§ What you will do
Write out all of the data without omission, exactly as shown.
═══ Material for this exercise ═══
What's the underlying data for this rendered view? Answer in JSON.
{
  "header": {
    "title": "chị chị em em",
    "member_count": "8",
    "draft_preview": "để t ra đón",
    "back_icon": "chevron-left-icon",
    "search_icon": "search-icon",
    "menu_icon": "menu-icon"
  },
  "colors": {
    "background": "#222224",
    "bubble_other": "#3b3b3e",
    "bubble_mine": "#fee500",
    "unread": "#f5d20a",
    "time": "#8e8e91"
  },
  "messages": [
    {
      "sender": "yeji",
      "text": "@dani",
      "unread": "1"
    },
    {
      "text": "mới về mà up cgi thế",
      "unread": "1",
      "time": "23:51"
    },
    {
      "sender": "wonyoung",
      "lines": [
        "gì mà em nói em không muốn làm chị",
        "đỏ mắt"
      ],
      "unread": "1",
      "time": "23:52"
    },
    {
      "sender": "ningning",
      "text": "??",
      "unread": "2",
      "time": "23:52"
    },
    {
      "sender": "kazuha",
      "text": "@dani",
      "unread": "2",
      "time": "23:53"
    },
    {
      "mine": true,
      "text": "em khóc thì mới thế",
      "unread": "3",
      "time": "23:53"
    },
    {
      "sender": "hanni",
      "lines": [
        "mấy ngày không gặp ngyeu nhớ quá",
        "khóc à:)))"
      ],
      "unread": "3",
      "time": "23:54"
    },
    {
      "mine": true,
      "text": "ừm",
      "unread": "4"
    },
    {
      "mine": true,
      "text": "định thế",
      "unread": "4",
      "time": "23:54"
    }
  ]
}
═══
§ Exercise result
What's the underlying data for this rendered view? Answer in JSON.
{
  "header": {
    "title": "chị chị em em",
    "member_count": "8",
    "draft_preview": "để t ra đón",
    "back_icon": "chevron-left-icon",
    "search_icon": "search-icon",
    "menu_icon": "menu-icon"
  },
  "colors": {
    "background": "#222224",
    "bubble_other": "#3b3b3e",
    "bubble_mine": "#fee500",
    "unread": "#f5d20a",
    "time": "#8e8e91"
  },
  "messages": [
    {
      "sender": "yeji",
      "text": "@dani",
      "unread": "1"
    },
    {
      "text": "mới về mà up cgi thế",
      "unread": "1",
      "time": "23:51"
    },
    {
      "sender": "wonyoung",
      "lines": [
        "gì mà em nói em không muốn làm chị",
        "đỏ mắt"
      ],
      "unread": "1",
      "time": "23:52"
    },
    {
      "sender": "ningning",
      "text": "??",
      "unread": "2",
      "time": "23:52"
    },
    {
      "sender": "kazuha",
      "text": "@dani",
      "unread": "2",
      "time": "23:53"
    },
    {
      "mine": true,
      "text": "em khóc thì mới thế",
      "unread": "3",
      "time": "23:53"
    },
    {
      "sender": "hanni",
      "lines": [
        "mấy ngày không gặp ngyeu nhớ quá",
        "khóc à:)))"
      ],
      "unread": "3",
      "time": "23:54"
    },
    {
      "mine": true,
      "text": "ừm",
      "unread": "4"
    },
    {
      "mine": true,
      "text": "định thế",
      "unread": "4",
      "time": "23:54"
    }
  ]
}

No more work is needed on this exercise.